[Interface dataset entries]
-.-.-

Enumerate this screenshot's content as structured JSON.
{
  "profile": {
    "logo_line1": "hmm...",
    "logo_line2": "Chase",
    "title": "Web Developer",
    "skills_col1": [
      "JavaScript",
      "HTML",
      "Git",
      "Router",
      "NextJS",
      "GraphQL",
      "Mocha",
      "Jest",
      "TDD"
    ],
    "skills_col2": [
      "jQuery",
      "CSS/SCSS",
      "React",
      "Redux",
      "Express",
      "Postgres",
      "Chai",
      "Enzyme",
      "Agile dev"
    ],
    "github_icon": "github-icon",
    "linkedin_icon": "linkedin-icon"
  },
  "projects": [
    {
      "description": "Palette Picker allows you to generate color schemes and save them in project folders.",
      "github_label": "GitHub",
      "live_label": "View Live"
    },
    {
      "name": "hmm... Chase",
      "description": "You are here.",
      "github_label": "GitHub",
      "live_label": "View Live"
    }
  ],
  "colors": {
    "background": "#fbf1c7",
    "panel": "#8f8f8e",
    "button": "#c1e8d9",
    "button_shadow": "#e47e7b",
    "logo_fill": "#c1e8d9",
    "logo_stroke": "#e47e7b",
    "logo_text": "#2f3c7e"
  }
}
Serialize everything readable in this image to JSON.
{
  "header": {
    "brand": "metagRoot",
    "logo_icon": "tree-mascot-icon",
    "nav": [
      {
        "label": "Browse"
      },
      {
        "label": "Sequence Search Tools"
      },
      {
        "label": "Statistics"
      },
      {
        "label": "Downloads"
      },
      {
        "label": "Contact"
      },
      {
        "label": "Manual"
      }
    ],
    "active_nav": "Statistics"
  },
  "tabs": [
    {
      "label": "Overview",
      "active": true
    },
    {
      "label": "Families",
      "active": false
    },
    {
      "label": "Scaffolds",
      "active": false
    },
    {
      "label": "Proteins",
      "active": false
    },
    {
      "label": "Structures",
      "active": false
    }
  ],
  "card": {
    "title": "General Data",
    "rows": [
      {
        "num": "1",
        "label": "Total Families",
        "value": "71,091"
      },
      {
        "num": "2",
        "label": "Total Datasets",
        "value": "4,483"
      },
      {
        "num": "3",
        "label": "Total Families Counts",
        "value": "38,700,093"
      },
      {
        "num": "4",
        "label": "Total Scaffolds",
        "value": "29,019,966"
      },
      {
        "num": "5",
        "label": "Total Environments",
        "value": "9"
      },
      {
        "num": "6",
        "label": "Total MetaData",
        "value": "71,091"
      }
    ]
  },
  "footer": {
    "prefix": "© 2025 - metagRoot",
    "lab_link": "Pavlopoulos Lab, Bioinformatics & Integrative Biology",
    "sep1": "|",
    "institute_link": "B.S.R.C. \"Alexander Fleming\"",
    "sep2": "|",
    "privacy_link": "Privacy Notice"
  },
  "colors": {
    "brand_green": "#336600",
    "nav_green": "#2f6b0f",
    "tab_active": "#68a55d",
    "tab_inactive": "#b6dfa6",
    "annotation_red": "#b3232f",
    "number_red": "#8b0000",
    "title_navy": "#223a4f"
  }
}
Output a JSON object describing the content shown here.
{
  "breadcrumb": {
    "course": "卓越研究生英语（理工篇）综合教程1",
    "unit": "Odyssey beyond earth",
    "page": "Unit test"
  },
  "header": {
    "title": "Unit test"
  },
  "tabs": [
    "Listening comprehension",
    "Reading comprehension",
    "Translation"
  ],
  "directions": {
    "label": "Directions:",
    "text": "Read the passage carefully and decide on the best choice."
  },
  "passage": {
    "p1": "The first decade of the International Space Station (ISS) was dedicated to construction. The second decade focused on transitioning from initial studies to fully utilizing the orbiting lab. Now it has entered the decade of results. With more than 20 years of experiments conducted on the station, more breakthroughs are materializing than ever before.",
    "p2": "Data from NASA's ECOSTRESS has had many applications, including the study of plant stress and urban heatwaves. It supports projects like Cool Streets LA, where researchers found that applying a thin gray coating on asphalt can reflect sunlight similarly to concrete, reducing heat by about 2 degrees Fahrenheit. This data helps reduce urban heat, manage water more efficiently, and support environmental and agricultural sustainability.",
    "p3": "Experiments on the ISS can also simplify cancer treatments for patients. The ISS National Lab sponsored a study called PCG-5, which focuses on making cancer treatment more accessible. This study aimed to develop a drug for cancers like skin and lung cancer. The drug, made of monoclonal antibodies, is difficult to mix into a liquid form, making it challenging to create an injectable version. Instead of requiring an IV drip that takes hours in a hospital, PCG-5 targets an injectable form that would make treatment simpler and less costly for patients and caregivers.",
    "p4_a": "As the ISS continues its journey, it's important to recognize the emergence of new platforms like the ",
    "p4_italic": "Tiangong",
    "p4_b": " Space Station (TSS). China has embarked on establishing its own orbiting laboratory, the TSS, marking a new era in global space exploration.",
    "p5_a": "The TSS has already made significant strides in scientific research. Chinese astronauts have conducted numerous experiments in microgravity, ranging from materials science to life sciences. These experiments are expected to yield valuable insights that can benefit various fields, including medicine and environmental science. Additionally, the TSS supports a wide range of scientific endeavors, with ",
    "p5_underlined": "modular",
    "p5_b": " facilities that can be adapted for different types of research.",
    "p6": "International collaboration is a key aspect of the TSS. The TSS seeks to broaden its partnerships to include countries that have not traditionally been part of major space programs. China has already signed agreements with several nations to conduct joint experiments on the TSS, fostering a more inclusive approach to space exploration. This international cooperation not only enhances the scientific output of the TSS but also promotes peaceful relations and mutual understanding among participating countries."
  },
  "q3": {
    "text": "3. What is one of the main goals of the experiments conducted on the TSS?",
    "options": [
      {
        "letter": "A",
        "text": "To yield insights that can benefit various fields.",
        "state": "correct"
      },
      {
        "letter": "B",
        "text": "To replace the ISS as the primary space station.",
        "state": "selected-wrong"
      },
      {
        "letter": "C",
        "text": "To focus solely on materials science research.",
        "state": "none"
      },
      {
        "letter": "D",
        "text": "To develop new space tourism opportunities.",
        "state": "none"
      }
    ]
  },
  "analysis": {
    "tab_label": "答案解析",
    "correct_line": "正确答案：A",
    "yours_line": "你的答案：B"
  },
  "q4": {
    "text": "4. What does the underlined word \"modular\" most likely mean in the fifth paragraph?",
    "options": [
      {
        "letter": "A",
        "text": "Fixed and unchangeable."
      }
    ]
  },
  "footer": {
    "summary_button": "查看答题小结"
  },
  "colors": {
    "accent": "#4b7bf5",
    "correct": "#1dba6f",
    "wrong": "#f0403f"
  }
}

-.-.-

- [About this exercise]: Wherever the string "passage" appears in a line of the records above, copy that line.

- [Reply]:
    "text": "Read the passage carefully and decide on the best choice."
  "passage": {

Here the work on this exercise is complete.